==== Source data ====

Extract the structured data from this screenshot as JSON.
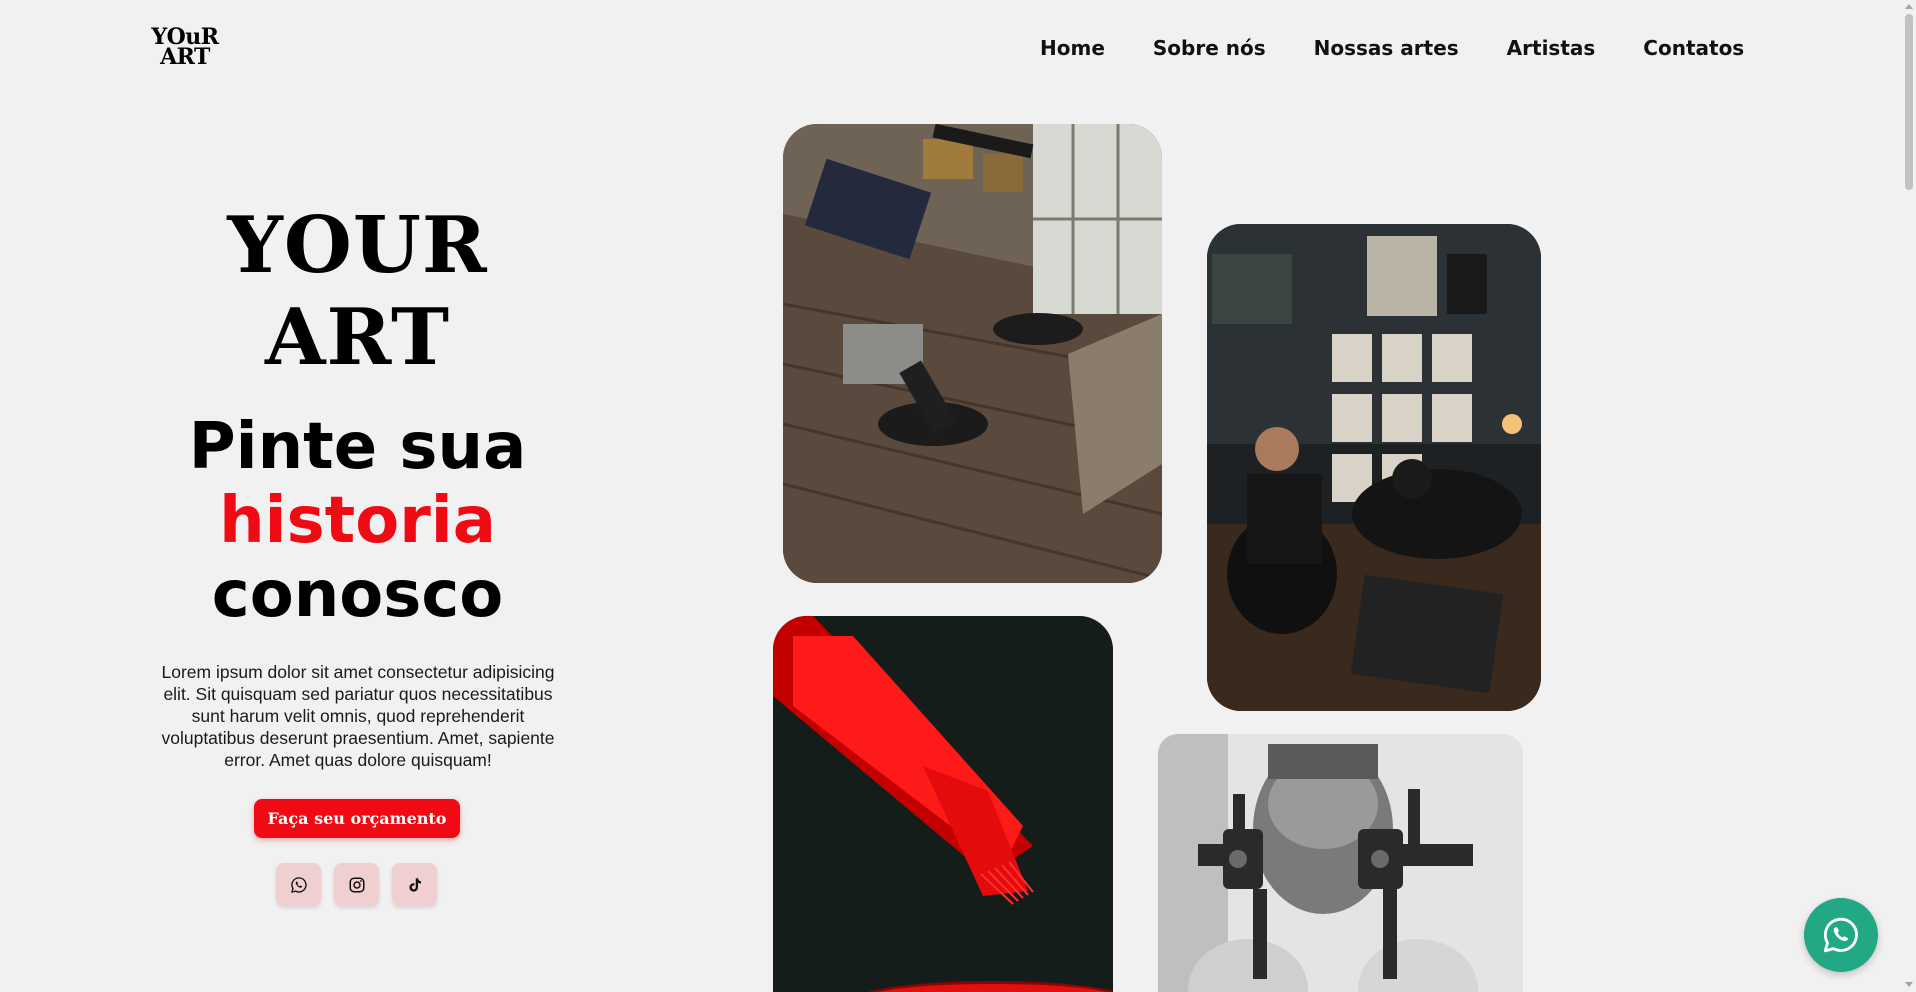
{
  "header": {
    "logo_line1": "YOuR",
    "logo_line2": "ART",
    "nav": [
      "Home",
      "Sobre nós",
      "Nossas artes",
      "Artistas",
      "Contatos"
    ]
  },
  "hero": {
    "brand_line1": "YOUR",
    "brand_line2": "ART",
    "tagline_line1": "Pinte sua",
    "tagline_accent": "historia",
    "tagline_line3": "conosco",
    "description": "Lorem ipsum dolor sit amet consectetur adipisicing elit. Sit quisquam sed pariatur quos necessitatibus sunt harum velit omnis, quod reprehenderit voluptatibus deserunt praesentium. Amet, sapiente error. Amet quas dolore quisquam!",
    "cta_label": "Faça seu orçamento"
  },
  "social": [
    "whatsapp-icon",
    "instagram-icon",
    "tiktok-icon"
  ],
  "gallery": [
    "tattoo-studio-photo",
    "tattoo-artists-photo",
    "tattoo-needle-photo",
    "tattoo-machine-photo"
  ],
  "colors": {
    "accent": "#ef0a14",
    "background": "#f1f1f1",
    "whatsapp": "#22a884",
    "social_bg": "#f0cfd0"
  }
}
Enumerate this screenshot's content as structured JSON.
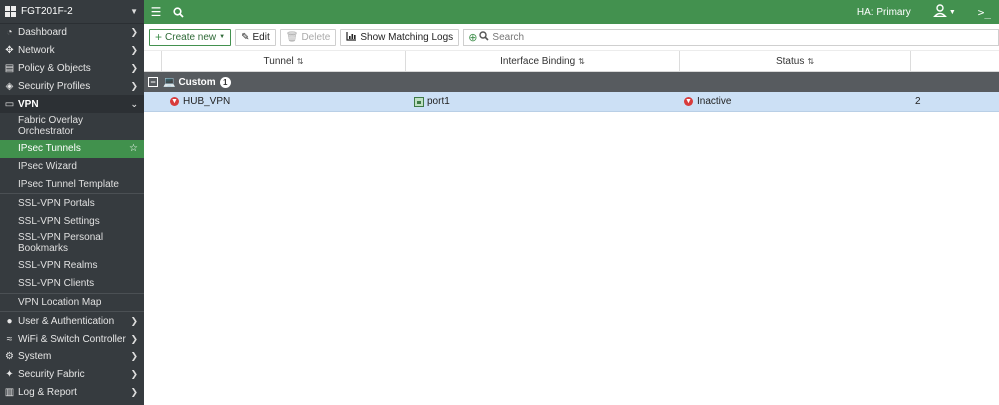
{
  "sidebar": {
    "device_name": "FGT201F-2",
    "items": [
      {
        "label": "Dashboard",
        "icon": "dashboard-icon"
      },
      {
        "label": "Network",
        "icon": "network-icon"
      },
      {
        "label": "Policy & Objects",
        "icon": "policy-icon"
      },
      {
        "label": "Security Profiles",
        "icon": "security-profiles-icon"
      },
      {
        "label": "VPN",
        "icon": "vpn-icon"
      }
    ],
    "vpn_sub": [
      {
        "label": "Fabric Overlay Orchestrator"
      },
      {
        "label": "IPsec Tunnels"
      },
      {
        "label": "IPsec Wizard"
      },
      {
        "label": "IPsec Tunnel Template"
      },
      {
        "label": "SSL-VPN Portals"
      },
      {
        "label": "SSL-VPN Settings"
      },
      {
        "label": "SSL-VPN Personal Bookmarks"
      },
      {
        "label": "SSL-VPN Realms"
      },
      {
        "label": "SSL-VPN Clients"
      },
      {
        "label": "VPN Location Map"
      }
    ],
    "items_after": [
      {
        "label": "User & Authentication",
        "icon": "user-icon"
      },
      {
        "label": "WiFi & Switch Controller",
        "icon": "wifi-icon"
      },
      {
        "label": "System",
        "icon": "gear-icon"
      },
      {
        "label": "Security Fabric",
        "icon": "fabric-icon"
      },
      {
        "label": "Log & Report",
        "icon": "report-icon"
      }
    ]
  },
  "topbar": {
    "ha_status": "HA: Primary"
  },
  "toolbar": {
    "create_new": "Create new",
    "edit": "Edit",
    "delete": "Delete",
    "show_logs": "Show Matching Logs",
    "search_placeholder": "Search"
  },
  "table": {
    "columns": [
      "Tunnel",
      "Interface Binding",
      "Status",
      ""
    ],
    "group": {
      "label": "Custom",
      "count": "1"
    },
    "rows": [
      {
        "tunnel": "HUB_VPN",
        "interface": "port1",
        "status": "Inactive",
        "extra": "2"
      }
    ]
  },
  "colors": {
    "accent_green": "#43914f",
    "sidebar_bg": "#363b3f",
    "selected_row": "#cce0f5",
    "status_down": "#d83b3b"
  }
}
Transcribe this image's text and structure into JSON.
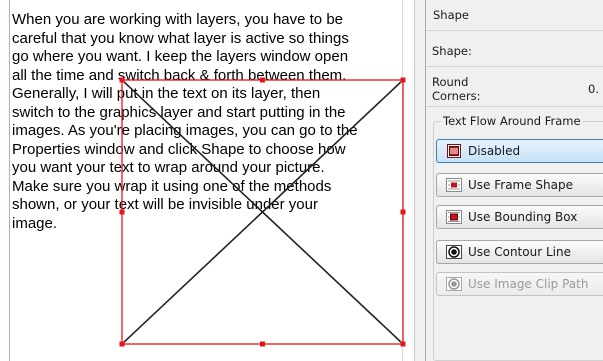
{
  "document": {
    "text_lines": [
      "When you are working with layers, you have to be",
      "careful that you know what layer is active so things",
      "go where you want. I keep the layers window open",
      "all the time and switch back & forth between them.",
      "Generally, I will put in the text on its layer, then",
      "switch to the graphics layer and start putting in the",
      "images. As you're placing images, you can go to the",
      "Properties window and click Shape to choose how",
      "you want your text to wrap around your picture.",
      "Make sure you wrap it using one of the methods",
      "shown, or your text will be invisible under your",
      "image."
    ]
  },
  "properties": {
    "header": "Shape",
    "shape_label": "Shape:",
    "round_corners_label": "Round Corners:",
    "round_corners_value": "0.",
    "text_flow_title": "Text Flow Around Frame",
    "buttons": [
      {
        "label": "Disabled",
        "icon": "text-flow-disabled-icon",
        "state": "selected"
      },
      {
        "label": "Use Frame Shape",
        "icon": "frame-shape-icon",
        "state": "normal"
      },
      {
        "label": "Use Bounding Box",
        "icon": "bounding-box-icon",
        "state": "normal"
      },
      {
        "label": "Use Contour Line",
        "icon": "contour-line-icon",
        "state": "normal"
      },
      {
        "label": "Use Image Clip Path",
        "icon": "image-clip-path-icon",
        "state": "disabled"
      }
    ]
  },
  "colors": {
    "frame_selection": "#e8141d",
    "accent_selected": "#3c7fb1",
    "icon_red": "#c0141c"
  }
}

====

Exercise objective:
Copy each line of the records precisely and drop any images they hold.

Solution to this task:
Extract the structured data from this screenshot as JSON.
{
  "header": {
    "logo_line1": "YOuR",
    "logo_line2": "ART",
    "nav": [
      "Home",
      "Sobre nós",
      "Nossas artes",
      "Artistas",
      "Contatos"
    ]
  },
  "hero": {
    "brand_line1": "YOUR",
    "brand_line2": "ART",
    "tagline_line1": "Pinte sua",
    "tagline_accent": "historia",
    "tagline_line3": "conosco",
    "description": "Lorem ipsum dolor sit amet consectetur adipisicing elit. Sit quisquam sed pariatur quos necessitatibus sunt harum velit omnis, quod reprehenderit voluptatibus deserunt praesentium. Amet, sapiente error. Amet quas dolore quisquam!",
    "cta_label": "Faça seu orçamento"
  },
  "social": [
    "whatsapp-icon",
    "instagram-icon",
    "tiktok-icon"
  ],
  "gallery": [
    "tattoo-studio-photo",
    "tattoo-artists-photo",
    "tattoo-needle-photo",
    "tattoo-machine-photo"
  ],
  "colors": {
    "accent": "#ef0a14",
    "background": "#f1f1f1",
    "whatsapp": "#22a884",
    "social_bg": "#f0cfd0"
  }
}
Enumerate this screenshot's content as structured JSON.
{
  "sidebar": {
    "device_name": "FGT201F-2",
    "items": [
      {
        "label": "Dashboard",
        "icon": "dashboard-icon"
      },
      {
        "label": "Network",
        "icon": "network-icon"
      },
      {
        "label": "Policy & Objects",
        "icon": "policy-icon"
      },
      {
        "label": "Security Profiles",
        "icon": "security-profiles-icon"
      },
      {
        "label": "VPN",
        "icon": "vpn-icon"
      }
    ],
    "vpn_sub": [
      {
        "label": "Fabric Overlay Orchestrator"
      },
      {
        "label": "IPsec Tunnels"
      },
      {
        "label": "IPsec Wizard"
      },
      {
        "label": "IPsec Tunnel Template"
      },
      {
        "label": "SSL-VPN Portals"
      },
      {
        "label": "SSL-VPN Settings"
      },
      {
        "label": "SSL-VPN Personal Bookmarks"
      },
      {
        "label": "SSL-VPN Realms"
      },
      {
        "label": "SSL-VPN Clients"
      },
      {
        "label": "VPN Location Map"
      }
    ],
    "items_after": [
      {
        "label": "User & Authentication",
        "icon": "user-icon"
      },
      {
        "label": "WiFi & Switch Controller",
        "icon": "wifi-icon"
      },
      {
        "label": "System",
        "icon": "gear-icon"
      },
      {
        "label": "Security Fabric",
        "icon": "fabric-icon"
      },
      {
        "label": "Log & Report",
        "icon": "report-icon"
      }
    ]
  },
  "topbar": {
    "ha_status": "HA: Primary"
  },
  "toolbar": {
    "create_new": "Create new",
    "edit": "Edit",
    "delete": "Delete",
    "show_logs": "Show Matching Logs",
    "search_placeholder": "Search"
  },
  "table": {
    "columns": [
      "Tunnel",
      "Interface Binding",
      "Status",
      ""
    ],
    "group": {
      "label": "Custom",
      "count": "1"
    },
    "rows": [
      {
        "tunnel": "HUB_VPN",
        "interface": "port1",
        "status": "Inactive",
        "extra": "2"
      }
    ]
  },
  "colors": {
    "accent_green": "#43914f",
    "sidebar_bg": "#363b3f",
    "selected_row": "#cce0f5",
    "status_down": "#d83b3b"
  }
}
Transcribe this image's text and structure into JSON.
{
  "document": {
    "text_lines": [
      "When you are working with layers, you have to be",
      "careful that you know what layer is active so things",
      "go where you want. I keep the layers window open",
      "all the time and switch back & forth between them.",
      "Generally, I will put in the text on its layer, then",
      "switch to the graphics layer and start putting in the",
      "images. As you're placing images, you can go to the",
      "Properties window and click Shape to choose how",
      "you want your text to wrap around your picture.",
      "Make sure you wrap it using one of the methods",
      "shown, or your text will be invisible under your",
      "image."
    ]
  },
  "properties": {
    "header": "Shape",
    "shape_label": "Shape:",
    "round_corners_label": "Round Corners:",
    "round_corners_value": "0.",
    "text_flow_title": "Text Flow Around Frame",
    "buttons": [
      {
        "label": "Disabled",
        "icon": "text-flow-disabled-icon",
        "state": "selected"
      },
      {
        "label": "Use Frame Shape",
        "icon": "frame-shape-icon",
        "state": "normal"
      },
      {
        "label": "Use Bounding Box",
        "icon": "bounding-box-icon",
        "state": "normal"
      },
      {
        "label": "Use Contour Line",
        "icon": "contour-line-icon",
        "state": "normal"
      },
      {
        "label": "Use Image Clip Path",
        "icon": "image-clip-path-icon",
        "state": "disabled"
      }
    ]
  },
  "colors": {
    "frame_selection": "#e8141d",
    "accent_selected": "#3c7fb1",
    "icon_red": "#c0141c"
  }
}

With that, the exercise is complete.